» Estratto del documento:
···

Intervista a Eduardo Bolsonaro: «Fermare il socialismo finché siamo in tempo»

Il figlio del presidente Brasiliano racconta il «miracolo» di suo padre

Epoch Times ha avuto l’opportunità di intervistare Eduardo Bolsonaro, parlamentare brasiliano e figlio del presidente Jair Bolsonaro, per discutere della situazione in Brasile, in occasione della visita di suo padre alla Casa Bianca avvenuta il 19 marzo.

 

Lei è stato in carica per due mandati al Congresso brasiliano, e in queste ultime elezioni ha ottenuto una vittoria schiacciante: ha ricevuto più voti di qualsiasi altro parlamentare nella storia del Brasile.

Sì, è stata una sorpresa anche per noi. Non ci aspettavamo tanto, è stato un risultato storico, che la dice lunga sulla fase che stiamo attraversando in Brasile, e non solo. Se si dà uno sguardo all’intera regione, si noterà che in molti la pensano come il presidente Jair Bolsonaro e il presidente Trump. In Cile, c’è Sebastian Pinera; in Colombia Ivan Duque [Márquez, ndr]; in Paraguay Mario Abdo Benítez; e in Argentina Macri.

Perciò non si tratta di un movimento di estrema destra, come solitamente veniamo rappresentati dalla stampa. È un qualcosa di naturale, un messaggio forte che non vogliamo più il socialismo.

Fino a sei anni fa non c’era neanche un partito conservatore in Brasile. È vero?

È vero. È stato molto difficile per Jair Bolsonaro trovare un partito che sostenesse apertamente la sua candidatura. Ma ora siamo il più grande partito del Congresso. È avvenuto un cambiamento enorme. A volte sembra persino difficile crederci, sembra un sogno.

Come mai pensa che sia accaduto così velocemente e per giunta, come dice lei, non solo in Brasile, ma in molti altri Paesi sudamericani?

Se si considera l’intera regione, si può notare che tutti gli ex presidenti erano amici tra di loro. Evo Morales [in Bolivia, ndr], Hugo Chávez e poi Maduro [Venezuela, ndr], Lula e poi Dilma [Brasile, ndr], Correa [Ecuador, ndr], e i Kirchner [Argentina, ndr]. Alla fine la gente si è stufata. Si parlava solo di ‘colpi di Stato’ e di ‘politicamente corretto’ […] La gente si è stufata. Ci sono stati così tanti scandali legati alla corruzione che la gente ha detto: «Ok, ora vogliamo cambiare».

···

» Consegna:
Traduci in inglese questa frase dell'intervista a Eduardo Bolsonaro: «È stato molto difficile per Jair Bolsonaro trovare un partito che sostenesse apertamente la sua candidatura.»

» Voci estratte:
···

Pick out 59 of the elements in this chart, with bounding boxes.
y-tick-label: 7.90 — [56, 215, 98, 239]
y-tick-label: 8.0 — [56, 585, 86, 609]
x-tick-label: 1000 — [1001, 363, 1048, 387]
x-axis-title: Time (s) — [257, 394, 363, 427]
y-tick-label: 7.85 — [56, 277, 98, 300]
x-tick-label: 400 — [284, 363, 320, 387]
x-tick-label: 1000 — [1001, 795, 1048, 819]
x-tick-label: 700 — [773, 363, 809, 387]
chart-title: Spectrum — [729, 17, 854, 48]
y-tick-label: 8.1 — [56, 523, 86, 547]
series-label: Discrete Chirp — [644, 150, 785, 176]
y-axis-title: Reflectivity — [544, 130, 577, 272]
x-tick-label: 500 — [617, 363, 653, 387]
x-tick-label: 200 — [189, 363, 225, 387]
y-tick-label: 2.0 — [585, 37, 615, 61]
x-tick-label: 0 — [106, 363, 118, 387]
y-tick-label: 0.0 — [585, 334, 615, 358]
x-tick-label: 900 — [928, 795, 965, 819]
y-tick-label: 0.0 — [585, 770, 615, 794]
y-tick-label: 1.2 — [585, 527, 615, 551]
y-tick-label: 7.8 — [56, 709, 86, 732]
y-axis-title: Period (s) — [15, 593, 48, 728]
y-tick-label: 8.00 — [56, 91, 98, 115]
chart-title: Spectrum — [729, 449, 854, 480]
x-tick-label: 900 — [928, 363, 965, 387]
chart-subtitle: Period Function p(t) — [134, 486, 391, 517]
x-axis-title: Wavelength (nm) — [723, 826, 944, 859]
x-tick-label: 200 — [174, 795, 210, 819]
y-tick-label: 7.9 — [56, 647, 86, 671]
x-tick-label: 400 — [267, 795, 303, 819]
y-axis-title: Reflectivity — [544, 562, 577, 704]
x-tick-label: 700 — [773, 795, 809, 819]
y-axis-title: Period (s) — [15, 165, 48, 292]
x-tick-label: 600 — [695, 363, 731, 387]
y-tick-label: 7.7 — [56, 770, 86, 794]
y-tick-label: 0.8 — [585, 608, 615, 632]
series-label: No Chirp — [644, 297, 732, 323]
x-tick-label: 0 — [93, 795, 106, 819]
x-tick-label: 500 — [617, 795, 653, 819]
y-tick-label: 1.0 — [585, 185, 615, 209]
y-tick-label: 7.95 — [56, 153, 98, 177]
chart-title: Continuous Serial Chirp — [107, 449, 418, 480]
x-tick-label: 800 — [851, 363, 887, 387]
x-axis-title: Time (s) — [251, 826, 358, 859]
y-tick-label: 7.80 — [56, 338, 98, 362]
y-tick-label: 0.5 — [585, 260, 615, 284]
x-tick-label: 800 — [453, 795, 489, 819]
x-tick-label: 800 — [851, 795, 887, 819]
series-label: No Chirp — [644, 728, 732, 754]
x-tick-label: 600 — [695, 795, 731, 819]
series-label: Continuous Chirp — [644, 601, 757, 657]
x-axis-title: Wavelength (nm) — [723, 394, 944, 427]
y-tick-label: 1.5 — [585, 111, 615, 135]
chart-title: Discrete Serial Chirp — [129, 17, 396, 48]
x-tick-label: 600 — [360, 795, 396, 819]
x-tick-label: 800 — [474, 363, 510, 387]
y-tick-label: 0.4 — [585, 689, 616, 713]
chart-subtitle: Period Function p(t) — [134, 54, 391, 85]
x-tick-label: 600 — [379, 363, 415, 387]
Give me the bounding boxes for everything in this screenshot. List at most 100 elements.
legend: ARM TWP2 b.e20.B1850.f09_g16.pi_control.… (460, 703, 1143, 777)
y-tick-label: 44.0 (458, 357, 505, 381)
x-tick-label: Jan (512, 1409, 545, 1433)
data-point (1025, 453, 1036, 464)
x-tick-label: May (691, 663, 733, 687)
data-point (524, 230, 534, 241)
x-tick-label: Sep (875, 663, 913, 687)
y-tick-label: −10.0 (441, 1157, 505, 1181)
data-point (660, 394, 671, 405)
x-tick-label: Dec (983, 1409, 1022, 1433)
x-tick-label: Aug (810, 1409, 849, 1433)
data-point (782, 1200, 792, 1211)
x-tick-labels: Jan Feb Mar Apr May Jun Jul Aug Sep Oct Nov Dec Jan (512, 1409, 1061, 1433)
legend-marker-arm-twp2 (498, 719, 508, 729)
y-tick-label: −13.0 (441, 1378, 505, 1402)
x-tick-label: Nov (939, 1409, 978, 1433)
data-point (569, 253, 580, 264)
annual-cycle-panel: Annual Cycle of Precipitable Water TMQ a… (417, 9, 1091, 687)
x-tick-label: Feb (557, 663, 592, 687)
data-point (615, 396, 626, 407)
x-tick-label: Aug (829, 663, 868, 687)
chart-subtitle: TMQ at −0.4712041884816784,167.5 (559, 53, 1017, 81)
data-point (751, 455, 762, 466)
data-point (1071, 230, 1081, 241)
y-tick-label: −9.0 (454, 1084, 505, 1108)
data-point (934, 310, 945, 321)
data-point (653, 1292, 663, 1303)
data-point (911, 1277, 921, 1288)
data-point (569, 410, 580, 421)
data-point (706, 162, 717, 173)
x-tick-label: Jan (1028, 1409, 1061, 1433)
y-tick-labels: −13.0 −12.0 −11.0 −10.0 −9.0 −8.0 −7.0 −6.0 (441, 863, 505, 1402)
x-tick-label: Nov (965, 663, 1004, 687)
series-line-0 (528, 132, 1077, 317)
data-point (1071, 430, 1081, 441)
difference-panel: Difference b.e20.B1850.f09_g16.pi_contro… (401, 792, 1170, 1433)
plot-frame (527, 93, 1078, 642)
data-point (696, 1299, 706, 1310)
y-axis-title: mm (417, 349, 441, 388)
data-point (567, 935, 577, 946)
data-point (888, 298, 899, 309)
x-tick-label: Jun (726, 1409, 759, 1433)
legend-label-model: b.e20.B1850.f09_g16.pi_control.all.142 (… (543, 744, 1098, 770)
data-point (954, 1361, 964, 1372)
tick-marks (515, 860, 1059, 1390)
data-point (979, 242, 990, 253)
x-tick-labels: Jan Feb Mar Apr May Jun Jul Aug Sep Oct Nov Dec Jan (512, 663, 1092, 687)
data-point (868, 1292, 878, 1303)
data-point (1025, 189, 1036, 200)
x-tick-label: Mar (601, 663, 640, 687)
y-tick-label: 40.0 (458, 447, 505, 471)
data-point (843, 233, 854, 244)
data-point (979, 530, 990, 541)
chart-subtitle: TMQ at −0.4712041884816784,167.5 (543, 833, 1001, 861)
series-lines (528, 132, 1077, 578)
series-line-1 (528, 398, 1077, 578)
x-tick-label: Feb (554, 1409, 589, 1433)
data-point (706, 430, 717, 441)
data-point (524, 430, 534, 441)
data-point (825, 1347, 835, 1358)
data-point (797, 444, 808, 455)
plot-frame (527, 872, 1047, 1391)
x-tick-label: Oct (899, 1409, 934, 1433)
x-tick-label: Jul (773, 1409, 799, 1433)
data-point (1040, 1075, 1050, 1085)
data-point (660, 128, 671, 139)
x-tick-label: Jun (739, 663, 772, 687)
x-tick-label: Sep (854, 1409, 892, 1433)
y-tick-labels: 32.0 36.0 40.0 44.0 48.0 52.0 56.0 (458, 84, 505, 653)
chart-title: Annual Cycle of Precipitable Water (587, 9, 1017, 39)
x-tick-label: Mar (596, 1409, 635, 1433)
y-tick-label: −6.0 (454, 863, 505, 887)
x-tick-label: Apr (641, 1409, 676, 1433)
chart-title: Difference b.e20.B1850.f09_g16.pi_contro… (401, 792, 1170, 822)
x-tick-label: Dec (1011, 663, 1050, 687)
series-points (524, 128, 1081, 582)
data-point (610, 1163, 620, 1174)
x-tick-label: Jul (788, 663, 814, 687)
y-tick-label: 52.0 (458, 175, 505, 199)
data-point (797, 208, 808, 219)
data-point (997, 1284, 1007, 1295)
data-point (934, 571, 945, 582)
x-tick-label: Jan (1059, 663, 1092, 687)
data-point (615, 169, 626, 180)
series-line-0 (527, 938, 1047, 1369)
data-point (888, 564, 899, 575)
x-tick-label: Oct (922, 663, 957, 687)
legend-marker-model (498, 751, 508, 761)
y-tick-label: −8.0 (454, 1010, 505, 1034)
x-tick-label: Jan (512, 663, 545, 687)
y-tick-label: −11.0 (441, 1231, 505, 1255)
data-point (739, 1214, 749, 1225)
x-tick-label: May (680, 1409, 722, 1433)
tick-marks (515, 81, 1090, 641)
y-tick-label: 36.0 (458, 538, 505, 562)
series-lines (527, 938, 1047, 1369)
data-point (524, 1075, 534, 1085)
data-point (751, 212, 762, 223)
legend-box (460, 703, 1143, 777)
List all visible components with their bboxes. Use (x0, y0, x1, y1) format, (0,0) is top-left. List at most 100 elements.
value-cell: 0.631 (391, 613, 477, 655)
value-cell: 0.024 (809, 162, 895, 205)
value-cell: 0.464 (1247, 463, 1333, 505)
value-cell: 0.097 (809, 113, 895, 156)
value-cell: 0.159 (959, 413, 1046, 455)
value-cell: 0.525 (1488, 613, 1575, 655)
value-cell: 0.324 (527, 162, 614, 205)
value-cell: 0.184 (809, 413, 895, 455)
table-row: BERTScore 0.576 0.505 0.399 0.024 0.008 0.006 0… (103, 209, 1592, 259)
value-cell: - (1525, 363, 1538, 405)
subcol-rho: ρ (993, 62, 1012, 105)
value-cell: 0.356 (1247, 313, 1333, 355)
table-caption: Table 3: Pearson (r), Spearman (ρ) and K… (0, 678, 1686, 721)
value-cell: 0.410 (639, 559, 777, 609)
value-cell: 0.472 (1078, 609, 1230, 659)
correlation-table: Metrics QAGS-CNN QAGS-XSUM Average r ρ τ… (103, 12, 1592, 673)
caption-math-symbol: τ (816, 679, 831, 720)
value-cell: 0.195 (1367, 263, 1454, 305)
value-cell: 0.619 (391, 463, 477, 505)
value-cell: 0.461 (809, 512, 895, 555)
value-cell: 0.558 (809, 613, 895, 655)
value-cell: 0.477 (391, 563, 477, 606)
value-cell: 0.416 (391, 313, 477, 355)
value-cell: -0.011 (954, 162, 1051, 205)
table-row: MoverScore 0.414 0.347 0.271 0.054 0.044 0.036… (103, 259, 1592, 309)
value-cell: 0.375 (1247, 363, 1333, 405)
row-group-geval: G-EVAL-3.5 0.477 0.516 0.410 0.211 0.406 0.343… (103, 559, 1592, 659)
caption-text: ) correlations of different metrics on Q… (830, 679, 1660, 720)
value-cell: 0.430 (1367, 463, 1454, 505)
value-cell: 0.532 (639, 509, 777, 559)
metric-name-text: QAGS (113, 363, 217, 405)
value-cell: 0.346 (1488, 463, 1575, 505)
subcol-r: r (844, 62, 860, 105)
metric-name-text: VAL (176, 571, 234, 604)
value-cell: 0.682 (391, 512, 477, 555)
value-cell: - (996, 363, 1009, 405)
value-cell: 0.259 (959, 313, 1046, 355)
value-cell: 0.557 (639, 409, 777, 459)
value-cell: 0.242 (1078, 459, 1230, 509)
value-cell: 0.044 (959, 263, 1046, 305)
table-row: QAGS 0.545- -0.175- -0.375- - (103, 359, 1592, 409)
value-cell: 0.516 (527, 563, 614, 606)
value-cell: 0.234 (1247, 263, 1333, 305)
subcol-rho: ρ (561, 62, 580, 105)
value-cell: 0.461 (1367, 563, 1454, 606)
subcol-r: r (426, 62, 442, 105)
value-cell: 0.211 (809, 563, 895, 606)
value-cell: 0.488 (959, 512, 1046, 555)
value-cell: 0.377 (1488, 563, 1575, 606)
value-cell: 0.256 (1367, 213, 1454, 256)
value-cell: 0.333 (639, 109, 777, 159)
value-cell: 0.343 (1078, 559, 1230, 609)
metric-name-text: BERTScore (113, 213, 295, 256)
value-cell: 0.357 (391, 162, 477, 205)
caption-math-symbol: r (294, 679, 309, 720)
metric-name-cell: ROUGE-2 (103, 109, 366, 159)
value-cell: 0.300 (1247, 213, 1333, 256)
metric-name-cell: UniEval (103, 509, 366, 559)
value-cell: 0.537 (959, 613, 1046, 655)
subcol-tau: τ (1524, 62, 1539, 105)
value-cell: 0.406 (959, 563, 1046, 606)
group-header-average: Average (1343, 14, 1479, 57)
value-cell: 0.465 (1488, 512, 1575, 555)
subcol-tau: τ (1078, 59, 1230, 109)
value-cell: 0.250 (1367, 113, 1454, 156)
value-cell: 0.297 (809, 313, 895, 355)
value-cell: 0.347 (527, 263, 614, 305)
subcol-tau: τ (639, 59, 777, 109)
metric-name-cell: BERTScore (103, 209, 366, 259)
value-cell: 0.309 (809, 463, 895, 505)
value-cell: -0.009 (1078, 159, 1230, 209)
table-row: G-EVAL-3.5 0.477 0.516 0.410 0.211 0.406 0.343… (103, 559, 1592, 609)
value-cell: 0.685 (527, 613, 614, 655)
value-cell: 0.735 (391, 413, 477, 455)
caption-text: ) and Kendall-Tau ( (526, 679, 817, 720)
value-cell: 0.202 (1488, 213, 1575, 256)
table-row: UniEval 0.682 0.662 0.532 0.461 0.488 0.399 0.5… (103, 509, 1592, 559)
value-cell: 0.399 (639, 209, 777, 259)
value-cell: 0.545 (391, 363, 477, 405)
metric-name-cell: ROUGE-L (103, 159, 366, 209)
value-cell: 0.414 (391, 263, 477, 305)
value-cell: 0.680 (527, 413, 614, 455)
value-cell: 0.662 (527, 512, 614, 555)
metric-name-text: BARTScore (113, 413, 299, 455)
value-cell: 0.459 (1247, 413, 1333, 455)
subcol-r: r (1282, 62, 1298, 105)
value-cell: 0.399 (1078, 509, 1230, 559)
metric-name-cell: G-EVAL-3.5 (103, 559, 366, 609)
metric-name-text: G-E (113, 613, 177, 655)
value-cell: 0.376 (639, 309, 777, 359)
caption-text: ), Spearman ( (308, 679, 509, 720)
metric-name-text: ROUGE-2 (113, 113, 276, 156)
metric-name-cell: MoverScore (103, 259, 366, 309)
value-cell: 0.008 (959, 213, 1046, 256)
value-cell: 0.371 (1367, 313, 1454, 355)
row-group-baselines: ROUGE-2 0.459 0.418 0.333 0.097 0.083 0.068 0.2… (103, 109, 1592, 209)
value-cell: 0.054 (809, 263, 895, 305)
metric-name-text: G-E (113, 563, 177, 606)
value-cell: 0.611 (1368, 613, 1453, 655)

···

» Risposta:
It was very difficult for Jair Bolsonaro to find a party that would openly support his candidacy.